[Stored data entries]
⁂
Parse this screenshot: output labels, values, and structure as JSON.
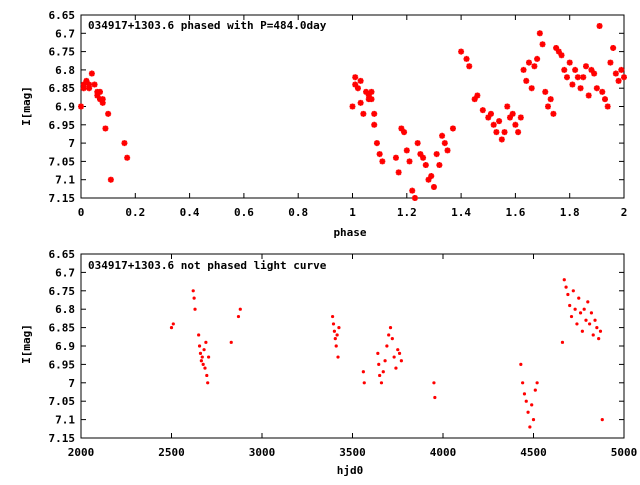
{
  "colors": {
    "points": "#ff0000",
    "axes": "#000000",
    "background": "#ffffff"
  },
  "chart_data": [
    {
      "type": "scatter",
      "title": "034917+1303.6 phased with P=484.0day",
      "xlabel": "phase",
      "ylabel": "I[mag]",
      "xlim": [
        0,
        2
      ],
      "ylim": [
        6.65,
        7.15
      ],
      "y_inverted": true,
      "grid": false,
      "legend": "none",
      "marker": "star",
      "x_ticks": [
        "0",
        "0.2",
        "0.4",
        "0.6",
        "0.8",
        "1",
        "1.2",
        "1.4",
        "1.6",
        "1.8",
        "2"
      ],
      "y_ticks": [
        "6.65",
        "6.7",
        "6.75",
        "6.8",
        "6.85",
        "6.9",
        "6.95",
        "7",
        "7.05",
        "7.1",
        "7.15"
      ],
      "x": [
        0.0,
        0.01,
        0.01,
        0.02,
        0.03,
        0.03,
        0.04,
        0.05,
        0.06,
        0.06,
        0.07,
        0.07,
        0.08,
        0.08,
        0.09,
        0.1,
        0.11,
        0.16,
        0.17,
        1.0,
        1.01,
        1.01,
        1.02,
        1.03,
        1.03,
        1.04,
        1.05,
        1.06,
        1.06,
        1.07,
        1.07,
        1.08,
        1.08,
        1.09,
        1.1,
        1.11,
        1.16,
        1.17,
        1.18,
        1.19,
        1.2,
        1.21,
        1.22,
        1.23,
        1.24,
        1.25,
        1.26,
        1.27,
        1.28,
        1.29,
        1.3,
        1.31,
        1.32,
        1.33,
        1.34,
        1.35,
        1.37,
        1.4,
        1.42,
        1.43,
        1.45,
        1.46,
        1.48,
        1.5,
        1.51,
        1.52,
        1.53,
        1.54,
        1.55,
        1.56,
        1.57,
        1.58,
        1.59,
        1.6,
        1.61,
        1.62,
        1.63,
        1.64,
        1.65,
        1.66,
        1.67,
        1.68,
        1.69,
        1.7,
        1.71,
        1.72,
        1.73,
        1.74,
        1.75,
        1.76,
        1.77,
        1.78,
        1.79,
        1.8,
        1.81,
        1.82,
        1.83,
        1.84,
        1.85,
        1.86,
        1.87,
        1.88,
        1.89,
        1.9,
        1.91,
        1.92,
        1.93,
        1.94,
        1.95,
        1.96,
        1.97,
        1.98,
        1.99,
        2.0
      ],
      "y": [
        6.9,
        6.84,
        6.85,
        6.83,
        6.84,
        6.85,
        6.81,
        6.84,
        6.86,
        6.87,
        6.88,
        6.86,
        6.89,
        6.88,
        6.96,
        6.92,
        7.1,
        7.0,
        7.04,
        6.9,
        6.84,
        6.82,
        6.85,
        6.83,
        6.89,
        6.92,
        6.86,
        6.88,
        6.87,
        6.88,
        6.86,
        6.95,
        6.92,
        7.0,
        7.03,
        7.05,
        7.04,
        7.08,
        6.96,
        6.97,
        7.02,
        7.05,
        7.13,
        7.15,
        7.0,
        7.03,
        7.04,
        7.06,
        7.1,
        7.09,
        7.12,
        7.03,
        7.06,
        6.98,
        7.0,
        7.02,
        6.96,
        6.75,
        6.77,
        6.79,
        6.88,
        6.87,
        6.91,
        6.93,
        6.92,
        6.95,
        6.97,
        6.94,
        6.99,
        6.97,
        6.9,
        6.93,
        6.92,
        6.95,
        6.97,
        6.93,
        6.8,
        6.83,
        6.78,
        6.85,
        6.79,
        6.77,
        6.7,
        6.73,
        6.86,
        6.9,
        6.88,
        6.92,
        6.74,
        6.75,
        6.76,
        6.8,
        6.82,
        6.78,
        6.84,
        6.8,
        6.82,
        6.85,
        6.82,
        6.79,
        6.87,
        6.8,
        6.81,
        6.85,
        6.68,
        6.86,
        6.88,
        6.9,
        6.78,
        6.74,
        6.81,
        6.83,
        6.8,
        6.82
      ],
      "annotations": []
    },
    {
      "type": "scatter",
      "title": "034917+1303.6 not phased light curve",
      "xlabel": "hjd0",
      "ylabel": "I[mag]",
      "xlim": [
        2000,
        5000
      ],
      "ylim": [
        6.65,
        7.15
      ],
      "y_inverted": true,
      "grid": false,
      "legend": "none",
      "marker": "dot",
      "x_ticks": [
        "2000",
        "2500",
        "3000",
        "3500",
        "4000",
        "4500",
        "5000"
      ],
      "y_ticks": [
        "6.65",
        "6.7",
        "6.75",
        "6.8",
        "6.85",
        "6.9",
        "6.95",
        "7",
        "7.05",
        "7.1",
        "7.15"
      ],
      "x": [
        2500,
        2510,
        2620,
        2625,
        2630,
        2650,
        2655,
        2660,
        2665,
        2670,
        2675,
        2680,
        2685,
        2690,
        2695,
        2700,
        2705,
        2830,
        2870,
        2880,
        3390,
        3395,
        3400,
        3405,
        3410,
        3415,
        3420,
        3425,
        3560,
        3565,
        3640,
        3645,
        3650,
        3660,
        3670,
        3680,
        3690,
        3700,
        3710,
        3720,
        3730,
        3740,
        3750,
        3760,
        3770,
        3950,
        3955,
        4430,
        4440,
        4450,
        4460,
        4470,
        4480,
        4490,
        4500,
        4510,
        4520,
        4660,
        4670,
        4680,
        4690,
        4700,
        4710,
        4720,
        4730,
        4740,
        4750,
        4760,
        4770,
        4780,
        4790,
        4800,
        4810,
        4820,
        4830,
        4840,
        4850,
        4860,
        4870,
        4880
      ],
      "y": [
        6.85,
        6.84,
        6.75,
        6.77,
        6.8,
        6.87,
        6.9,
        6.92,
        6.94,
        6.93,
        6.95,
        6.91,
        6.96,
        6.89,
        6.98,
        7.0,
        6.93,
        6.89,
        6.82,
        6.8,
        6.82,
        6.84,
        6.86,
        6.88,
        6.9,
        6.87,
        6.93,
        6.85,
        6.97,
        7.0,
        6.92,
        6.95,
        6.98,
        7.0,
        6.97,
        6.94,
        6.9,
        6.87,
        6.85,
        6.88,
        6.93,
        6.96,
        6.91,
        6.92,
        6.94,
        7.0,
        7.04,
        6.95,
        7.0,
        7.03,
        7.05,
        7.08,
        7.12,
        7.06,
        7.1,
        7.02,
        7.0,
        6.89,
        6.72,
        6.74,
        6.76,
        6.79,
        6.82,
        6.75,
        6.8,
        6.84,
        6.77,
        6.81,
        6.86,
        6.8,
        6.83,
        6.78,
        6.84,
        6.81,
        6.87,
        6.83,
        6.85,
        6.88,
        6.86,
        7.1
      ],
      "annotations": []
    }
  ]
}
⁂
→ Given task:
Among the entries above, how many lines include the word "title"? Give the number with no comment.

→ Response below:
2